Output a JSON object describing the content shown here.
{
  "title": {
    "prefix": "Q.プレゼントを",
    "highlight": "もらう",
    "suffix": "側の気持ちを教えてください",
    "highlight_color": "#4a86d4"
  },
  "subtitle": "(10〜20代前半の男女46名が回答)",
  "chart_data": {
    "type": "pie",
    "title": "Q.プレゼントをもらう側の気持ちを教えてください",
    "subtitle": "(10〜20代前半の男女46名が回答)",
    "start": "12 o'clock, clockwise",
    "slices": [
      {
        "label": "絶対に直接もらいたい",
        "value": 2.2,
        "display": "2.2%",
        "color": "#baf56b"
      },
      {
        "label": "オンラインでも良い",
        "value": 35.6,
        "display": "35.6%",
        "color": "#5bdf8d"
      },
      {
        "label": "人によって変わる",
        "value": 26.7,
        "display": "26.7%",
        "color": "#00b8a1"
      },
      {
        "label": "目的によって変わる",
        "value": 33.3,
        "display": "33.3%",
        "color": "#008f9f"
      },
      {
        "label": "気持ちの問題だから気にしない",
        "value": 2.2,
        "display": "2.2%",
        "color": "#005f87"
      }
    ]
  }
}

Aim of the task: Please set down the whole listing above without altering a single line.

Exercise output:
Output a JSON object describing the content shown here.
{
  "title": {
    "prefix": "Q.プレゼントを",
    "highlight": "もらう",
    "suffix": "側の気持ちを教えてください",
    "highlight_color": "#4a86d4"
  },
  "subtitle": "(10〜20代前半の男女46名が回答)",
  "chart_data": {
    "type": "pie",
    "title": "Q.プレゼントをもらう側の気持ちを教えてください",
    "subtitle": "(10〜20代前半の男女46名が回答)",
    "start": "12 o'clock, clockwise",
    "slices": [
      {
        "label": "絶対に直接もらいたい",
        "value": 2.2,
        "display": "2.2%",
        "color": "#baf56b"
      },
      {
        "label": "オンラインでも良い",
        "value": 35.6,
        "display": "35.6%",
        "color": "#5bdf8d"
      },
      {
        "label": "人によって変わる",
        "value": 26.7,
        "display": "26.7%",
        "color": "#00b8a1"
      },
      {
        "label": "目的によって変わる",
        "value": 33.3,
        "display": "33.3%",
        "color": "#008f9f"
      },
      {
        "label": "気持ちの問題だから気にしない",
        "value": 2.2,
        "display": "2.2%",
        "color": "#005f87"
      }
    ]
  }
}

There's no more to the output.